### LISTING

* * * * * * * * *

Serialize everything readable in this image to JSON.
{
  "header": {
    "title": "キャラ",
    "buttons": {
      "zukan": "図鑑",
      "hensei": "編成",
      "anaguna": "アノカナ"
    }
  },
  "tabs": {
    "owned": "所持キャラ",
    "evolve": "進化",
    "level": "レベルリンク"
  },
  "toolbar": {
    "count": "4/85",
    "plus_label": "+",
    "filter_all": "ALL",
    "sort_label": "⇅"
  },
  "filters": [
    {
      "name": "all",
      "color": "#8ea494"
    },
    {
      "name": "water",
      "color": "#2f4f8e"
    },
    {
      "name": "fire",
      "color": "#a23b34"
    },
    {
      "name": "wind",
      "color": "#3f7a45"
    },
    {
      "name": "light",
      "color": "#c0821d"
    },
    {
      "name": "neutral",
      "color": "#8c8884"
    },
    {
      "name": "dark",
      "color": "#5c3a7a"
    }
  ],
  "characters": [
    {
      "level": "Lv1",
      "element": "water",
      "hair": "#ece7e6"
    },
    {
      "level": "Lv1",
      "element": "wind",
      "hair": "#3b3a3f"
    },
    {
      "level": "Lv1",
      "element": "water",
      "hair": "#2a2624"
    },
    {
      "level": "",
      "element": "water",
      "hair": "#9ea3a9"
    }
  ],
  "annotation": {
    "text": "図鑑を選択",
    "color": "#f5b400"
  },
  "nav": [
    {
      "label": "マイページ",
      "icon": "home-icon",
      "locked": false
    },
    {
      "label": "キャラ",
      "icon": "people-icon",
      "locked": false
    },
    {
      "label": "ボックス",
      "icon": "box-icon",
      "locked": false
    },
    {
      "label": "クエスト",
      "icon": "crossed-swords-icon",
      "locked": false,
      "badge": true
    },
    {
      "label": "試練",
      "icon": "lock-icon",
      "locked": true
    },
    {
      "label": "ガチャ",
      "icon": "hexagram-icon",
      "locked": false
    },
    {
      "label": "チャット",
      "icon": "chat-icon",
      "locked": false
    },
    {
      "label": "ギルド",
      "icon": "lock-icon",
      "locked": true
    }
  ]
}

* * * * * * * * *

### DIRECTION
Make an exact copy of the data above.

### FULL OUTPUT
Serialize everything readable in this image to JSON.
{
  "header": {
    "title": "キャラ",
    "buttons": {
      "zukan": "図鑑",
      "hensei": "編成",
      "anaguna": "アノカナ"
    }
  },
  "tabs": {
    "owned": "所持キャラ",
    "evolve": "進化",
    "level": "レベルリンク"
  },
  "toolbar": {
    "count": "4/85",
    "plus_label": "+",
    "filter_all": "ALL",
    "sort_label": "⇅"
  },
  "filters": [
    {
      "name": "all",
      "color": "#8ea494"
    },
    {
      "name": "water",
      "color": "#2f4f8e"
    },
    {
      "name": "fire",
      "color": "#a23b34"
    },
    {
      "name": "wind",
      "color": "#3f7a45"
    },
    {
      "name": "light",
      "color": "#c0821d"
    },
    {
      "name": "neutral",
      "color": "#8c8884"
    },
    {
      "name": "dark",
      "color": "#5c3a7a"
    }
  ],
  "characters": [
    {
      "level": "Lv1",
      "element": "water",
      "hair": "#ece7e6"
    },
    {
      "level": "Lv1",
      "element": "wind",
      "hair": "#3b3a3f"
    },
    {
      "level": "Lv1",
      "element": "water",
      "hair": "#2a2624"
    },
    {
      "level": "",
      "element": "water",
      "hair": "#9ea3a9"
    }
  ],
  "annotation": {
    "text": "図鑑を選択",
    "color": "#f5b400"
  },
  "nav": [
    {
      "label": "マイページ",
      "icon": "home-icon",
      "locked": false
    },
    {
      "label": "キャラ",
      "icon": "people-icon",
      "locked": false
    },
    {
      "label": "ボックス",
      "icon": "box-icon",
      "locked": false
    },
    {
      "label": "クエスト",
      "icon": "crossed-swords-icon",
      "locked": false,
      "badge": true
    },
    {
      "label": "試練",
      "icon": "lock-icon",
      "locked": true
    },
    {
      "label": "ガチャ",
      "icon": "hexagram-icon",
      "locked": false
    },
    {
      "label": "チャット",
      "icon": "chat-icon",
      "locked": false
    },
    {
      "label": "ギルド",
      "icon": "lock-icon",
      "locked": true
    }
  ]
}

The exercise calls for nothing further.